__Dataset records__.
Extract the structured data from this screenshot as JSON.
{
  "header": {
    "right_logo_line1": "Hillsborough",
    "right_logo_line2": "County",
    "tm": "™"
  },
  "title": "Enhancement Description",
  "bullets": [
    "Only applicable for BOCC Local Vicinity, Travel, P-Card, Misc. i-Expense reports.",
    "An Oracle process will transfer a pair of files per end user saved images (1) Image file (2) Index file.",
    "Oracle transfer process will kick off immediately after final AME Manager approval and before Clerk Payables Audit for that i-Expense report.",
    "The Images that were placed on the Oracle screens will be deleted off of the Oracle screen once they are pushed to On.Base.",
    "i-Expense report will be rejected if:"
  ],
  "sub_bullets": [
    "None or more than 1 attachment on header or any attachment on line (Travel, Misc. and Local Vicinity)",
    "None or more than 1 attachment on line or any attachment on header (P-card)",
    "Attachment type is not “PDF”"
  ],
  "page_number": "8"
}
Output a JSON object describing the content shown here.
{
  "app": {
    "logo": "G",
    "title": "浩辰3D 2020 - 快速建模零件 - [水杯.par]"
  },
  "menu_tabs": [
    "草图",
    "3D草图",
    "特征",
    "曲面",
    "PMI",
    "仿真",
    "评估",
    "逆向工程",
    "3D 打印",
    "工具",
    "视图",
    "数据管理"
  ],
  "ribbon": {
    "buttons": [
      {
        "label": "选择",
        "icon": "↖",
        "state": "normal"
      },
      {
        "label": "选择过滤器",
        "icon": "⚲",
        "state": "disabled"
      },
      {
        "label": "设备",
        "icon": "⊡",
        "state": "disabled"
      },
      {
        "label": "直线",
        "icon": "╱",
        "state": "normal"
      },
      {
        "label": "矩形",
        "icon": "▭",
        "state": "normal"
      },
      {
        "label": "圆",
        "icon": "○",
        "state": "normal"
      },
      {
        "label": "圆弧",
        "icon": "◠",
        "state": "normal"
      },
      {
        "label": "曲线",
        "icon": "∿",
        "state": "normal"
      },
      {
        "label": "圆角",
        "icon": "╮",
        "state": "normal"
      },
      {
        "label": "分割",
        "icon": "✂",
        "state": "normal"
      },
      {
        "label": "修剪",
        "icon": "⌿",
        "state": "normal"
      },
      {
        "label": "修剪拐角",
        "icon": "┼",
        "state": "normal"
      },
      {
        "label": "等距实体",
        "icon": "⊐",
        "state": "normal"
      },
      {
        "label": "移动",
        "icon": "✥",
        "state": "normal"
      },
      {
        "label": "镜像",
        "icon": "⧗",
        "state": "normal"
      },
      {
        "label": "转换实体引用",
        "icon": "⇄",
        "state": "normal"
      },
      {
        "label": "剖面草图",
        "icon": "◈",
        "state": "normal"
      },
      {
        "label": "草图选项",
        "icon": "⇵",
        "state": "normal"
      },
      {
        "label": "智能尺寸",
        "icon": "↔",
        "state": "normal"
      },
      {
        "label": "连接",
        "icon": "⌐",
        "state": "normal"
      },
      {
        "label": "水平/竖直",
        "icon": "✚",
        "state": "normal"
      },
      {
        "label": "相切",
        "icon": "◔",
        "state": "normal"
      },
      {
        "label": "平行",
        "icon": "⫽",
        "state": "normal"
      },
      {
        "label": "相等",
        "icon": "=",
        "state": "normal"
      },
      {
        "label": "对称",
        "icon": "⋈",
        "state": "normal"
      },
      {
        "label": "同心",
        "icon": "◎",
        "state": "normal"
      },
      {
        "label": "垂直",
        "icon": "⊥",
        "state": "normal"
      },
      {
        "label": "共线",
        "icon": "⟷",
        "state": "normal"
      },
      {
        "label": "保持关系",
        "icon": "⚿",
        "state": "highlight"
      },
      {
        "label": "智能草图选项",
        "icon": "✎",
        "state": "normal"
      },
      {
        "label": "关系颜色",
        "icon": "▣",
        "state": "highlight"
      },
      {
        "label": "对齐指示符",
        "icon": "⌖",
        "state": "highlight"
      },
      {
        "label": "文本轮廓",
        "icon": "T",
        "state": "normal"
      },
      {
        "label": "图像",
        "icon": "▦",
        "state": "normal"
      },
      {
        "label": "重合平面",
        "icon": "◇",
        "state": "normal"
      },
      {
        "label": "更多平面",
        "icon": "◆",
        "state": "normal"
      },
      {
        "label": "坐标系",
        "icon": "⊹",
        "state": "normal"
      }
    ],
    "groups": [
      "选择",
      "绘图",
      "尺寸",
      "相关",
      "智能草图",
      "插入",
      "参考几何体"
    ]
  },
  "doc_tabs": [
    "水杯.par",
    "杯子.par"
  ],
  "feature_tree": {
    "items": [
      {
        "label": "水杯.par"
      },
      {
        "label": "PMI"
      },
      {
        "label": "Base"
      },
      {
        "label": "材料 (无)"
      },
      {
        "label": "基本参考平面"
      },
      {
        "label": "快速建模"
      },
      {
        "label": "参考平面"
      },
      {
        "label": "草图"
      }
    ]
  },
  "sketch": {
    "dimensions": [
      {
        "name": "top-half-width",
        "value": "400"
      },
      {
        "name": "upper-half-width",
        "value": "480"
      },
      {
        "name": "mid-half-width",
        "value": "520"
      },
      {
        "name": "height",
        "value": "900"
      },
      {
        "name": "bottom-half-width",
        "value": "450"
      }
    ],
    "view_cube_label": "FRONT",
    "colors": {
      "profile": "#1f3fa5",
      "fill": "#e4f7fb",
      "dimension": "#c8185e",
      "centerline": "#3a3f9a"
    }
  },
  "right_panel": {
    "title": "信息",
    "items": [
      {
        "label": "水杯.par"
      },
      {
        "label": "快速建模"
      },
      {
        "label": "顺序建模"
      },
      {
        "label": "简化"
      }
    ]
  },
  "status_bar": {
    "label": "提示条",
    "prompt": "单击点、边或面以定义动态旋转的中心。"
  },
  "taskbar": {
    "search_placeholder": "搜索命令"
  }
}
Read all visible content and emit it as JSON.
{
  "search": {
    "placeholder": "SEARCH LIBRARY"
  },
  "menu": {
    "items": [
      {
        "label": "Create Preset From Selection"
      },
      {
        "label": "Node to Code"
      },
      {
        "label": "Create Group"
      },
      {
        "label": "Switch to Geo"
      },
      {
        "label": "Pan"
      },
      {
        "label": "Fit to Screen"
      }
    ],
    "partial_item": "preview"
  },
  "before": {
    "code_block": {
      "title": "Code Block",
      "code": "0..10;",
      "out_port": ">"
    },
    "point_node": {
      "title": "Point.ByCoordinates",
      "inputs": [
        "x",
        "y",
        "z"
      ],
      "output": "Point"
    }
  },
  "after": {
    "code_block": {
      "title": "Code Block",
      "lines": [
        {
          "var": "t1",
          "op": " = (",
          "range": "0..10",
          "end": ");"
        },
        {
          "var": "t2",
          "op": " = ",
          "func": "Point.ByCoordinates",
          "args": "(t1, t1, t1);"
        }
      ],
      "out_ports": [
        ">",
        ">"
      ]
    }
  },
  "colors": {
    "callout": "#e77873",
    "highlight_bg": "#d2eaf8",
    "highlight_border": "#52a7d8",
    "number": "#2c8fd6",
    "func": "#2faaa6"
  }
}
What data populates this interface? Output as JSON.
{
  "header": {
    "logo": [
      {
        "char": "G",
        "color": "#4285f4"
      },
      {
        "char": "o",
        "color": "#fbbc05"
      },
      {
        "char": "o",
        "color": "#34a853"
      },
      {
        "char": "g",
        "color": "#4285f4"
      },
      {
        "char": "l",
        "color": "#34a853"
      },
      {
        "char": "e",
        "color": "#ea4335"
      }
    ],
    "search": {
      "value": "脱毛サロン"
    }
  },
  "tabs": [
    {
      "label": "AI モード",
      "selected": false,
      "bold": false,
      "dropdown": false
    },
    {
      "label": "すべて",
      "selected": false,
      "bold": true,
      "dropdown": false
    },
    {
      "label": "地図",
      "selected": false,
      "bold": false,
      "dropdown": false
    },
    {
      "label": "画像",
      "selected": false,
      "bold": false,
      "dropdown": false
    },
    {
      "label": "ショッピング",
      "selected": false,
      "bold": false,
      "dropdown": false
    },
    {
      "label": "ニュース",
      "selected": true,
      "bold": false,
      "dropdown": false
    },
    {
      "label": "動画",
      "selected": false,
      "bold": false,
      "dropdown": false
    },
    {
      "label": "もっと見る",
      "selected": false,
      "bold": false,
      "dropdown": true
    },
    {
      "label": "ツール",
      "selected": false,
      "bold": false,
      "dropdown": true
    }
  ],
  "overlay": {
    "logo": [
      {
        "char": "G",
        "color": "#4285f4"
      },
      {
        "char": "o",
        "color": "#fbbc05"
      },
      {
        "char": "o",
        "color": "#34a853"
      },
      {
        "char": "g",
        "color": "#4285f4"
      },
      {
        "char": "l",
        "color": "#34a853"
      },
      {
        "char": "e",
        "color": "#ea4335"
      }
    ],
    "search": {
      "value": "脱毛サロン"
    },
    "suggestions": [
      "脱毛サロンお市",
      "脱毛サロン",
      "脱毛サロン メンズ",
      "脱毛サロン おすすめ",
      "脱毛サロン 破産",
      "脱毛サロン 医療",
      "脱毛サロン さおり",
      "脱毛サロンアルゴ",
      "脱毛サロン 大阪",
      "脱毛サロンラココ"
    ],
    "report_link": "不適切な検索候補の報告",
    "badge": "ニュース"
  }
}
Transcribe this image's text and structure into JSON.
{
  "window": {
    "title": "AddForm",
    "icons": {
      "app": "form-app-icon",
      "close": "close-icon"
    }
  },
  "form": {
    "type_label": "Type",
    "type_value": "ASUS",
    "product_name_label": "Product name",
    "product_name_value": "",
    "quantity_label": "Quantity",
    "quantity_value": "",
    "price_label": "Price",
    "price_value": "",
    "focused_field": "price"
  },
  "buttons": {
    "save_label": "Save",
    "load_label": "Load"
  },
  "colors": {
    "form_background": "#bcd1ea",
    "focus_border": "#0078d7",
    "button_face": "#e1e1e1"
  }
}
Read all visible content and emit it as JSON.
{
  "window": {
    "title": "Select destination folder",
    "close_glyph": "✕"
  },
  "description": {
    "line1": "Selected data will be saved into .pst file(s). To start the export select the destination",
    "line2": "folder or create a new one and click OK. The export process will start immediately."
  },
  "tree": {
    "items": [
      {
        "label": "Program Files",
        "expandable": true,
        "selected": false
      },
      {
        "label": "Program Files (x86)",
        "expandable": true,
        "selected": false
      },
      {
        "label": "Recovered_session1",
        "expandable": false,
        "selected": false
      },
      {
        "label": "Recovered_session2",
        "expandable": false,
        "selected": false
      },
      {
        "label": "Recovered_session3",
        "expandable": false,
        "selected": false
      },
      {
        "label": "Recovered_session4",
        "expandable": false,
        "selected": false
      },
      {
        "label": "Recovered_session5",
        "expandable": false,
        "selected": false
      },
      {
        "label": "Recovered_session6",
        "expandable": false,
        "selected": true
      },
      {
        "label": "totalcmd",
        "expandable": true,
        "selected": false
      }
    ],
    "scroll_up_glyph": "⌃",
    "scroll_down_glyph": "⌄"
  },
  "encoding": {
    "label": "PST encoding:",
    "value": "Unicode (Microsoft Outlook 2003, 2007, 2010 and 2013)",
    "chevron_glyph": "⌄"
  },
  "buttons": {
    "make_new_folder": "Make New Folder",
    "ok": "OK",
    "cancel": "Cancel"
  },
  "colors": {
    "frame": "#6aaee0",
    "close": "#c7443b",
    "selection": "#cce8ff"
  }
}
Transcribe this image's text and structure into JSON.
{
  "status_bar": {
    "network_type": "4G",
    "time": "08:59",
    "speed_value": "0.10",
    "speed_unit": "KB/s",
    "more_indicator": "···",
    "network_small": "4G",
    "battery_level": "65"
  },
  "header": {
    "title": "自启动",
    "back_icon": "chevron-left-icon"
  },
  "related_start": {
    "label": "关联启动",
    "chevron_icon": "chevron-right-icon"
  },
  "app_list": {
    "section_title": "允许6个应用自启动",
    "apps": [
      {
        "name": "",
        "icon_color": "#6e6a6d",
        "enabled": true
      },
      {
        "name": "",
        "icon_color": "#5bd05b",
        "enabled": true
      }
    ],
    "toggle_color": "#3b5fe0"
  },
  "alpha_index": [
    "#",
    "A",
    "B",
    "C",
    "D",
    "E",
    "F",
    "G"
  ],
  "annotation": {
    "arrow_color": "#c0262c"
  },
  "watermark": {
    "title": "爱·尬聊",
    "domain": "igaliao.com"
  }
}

__GIVEN TASK__. Only the number is wanted: how many lines in the preceding entries hold the string "half"?

__TASK OUTPUT__. 4